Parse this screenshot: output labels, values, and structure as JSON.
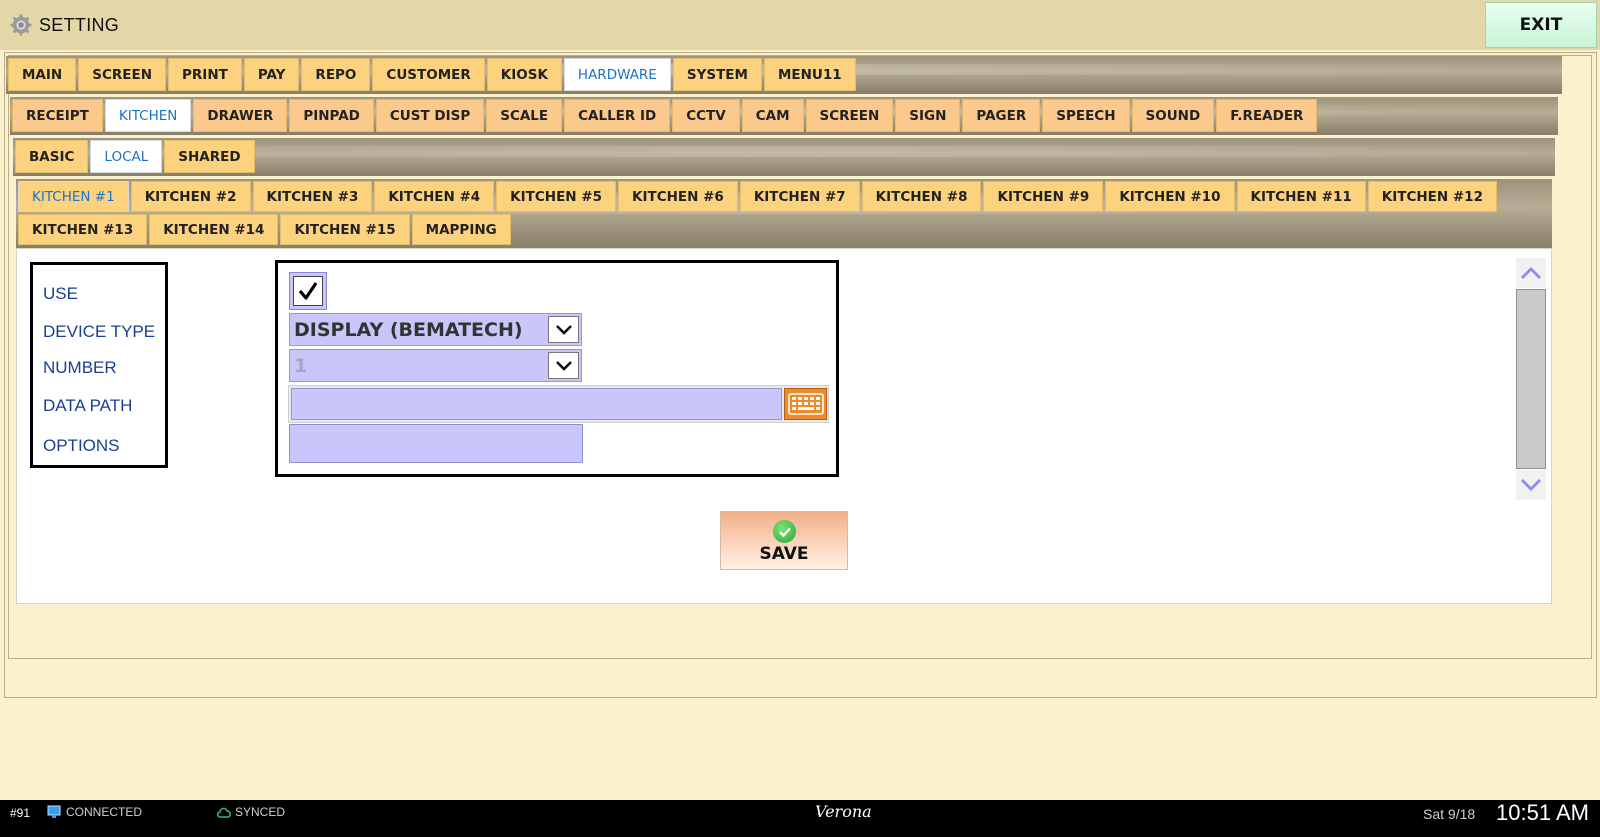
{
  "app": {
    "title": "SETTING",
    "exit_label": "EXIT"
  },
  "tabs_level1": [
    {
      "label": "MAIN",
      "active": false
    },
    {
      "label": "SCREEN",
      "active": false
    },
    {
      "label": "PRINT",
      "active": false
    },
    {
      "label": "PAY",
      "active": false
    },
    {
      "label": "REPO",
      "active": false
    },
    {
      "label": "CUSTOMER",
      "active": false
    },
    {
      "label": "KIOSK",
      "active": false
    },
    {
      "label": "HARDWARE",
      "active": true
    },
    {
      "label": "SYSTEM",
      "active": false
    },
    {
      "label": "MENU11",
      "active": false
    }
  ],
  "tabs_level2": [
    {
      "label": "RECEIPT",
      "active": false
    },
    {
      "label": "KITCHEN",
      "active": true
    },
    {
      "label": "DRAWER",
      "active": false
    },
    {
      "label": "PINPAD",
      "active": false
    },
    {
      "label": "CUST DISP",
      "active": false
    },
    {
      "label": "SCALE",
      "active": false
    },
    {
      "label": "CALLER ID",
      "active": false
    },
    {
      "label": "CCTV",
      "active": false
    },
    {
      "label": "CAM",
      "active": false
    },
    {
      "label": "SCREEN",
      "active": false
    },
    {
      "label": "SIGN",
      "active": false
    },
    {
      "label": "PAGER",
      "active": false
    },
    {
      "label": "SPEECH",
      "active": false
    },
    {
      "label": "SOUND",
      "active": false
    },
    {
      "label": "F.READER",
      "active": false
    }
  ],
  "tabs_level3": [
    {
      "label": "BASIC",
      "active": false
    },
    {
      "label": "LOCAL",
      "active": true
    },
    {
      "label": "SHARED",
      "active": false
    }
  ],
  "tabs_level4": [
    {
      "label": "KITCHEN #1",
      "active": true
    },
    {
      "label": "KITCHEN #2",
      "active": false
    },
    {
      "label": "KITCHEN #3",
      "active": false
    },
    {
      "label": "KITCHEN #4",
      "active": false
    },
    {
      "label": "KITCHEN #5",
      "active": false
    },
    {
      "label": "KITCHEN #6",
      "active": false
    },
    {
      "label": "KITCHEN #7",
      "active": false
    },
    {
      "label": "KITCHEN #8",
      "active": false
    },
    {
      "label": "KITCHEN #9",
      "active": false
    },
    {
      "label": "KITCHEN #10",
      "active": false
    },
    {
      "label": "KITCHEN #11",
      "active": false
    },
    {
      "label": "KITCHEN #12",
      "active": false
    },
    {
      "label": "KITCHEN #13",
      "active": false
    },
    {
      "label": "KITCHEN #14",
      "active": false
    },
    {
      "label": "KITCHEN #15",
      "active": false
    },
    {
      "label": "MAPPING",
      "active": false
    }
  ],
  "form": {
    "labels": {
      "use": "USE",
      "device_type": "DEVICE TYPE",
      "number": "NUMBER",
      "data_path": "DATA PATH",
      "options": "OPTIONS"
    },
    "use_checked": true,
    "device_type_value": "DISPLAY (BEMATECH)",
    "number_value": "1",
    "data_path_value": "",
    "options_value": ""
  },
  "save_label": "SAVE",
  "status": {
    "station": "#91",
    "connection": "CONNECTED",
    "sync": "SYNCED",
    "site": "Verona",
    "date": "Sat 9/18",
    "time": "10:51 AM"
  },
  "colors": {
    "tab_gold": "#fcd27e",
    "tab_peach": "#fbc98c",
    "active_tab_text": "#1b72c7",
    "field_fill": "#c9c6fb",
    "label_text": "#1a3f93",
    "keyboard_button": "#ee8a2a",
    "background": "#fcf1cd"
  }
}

+---+

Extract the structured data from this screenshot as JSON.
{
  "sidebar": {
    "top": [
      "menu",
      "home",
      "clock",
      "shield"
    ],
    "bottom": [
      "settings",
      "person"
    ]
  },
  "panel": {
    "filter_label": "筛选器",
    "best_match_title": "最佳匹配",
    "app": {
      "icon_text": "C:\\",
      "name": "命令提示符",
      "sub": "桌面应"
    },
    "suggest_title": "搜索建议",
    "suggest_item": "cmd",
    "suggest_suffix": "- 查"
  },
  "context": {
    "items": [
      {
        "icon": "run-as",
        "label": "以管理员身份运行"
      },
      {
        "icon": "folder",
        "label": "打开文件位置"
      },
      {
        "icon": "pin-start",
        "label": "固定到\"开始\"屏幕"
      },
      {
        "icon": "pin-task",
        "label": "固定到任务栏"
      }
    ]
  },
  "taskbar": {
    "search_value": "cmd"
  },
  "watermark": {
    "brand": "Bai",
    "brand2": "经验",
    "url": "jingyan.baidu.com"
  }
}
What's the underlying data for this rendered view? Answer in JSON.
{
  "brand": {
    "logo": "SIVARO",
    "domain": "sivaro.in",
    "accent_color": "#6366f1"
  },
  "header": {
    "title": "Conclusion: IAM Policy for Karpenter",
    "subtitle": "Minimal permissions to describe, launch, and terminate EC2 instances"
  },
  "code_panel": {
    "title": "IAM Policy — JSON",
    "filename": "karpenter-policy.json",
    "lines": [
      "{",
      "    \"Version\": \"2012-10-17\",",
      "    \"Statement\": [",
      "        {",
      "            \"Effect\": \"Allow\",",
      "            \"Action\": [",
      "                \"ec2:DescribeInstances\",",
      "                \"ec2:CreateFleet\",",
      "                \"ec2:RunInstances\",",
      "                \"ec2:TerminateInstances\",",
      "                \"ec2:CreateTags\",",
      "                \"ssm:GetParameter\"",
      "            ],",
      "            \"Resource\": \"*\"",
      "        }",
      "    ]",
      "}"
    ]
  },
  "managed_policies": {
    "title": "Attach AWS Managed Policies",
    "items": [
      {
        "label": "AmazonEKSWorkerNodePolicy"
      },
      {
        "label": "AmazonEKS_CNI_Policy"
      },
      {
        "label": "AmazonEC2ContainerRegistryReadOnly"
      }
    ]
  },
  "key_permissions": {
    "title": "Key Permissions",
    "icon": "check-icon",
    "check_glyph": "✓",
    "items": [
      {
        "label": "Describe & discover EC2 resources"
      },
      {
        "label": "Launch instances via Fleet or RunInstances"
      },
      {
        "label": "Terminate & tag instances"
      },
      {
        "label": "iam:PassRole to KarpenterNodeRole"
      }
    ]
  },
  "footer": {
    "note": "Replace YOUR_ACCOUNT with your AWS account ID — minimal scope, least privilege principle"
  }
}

+---+

◆ TASK OBJECTIVE: Search the preceding listing for the word "RunInstances" and pull out every line that holds it.

◆ THE RESPONSE:
      "                \"ec2:RunInstances\",",
        "label": "Launch instances via Fleet or RunInstances"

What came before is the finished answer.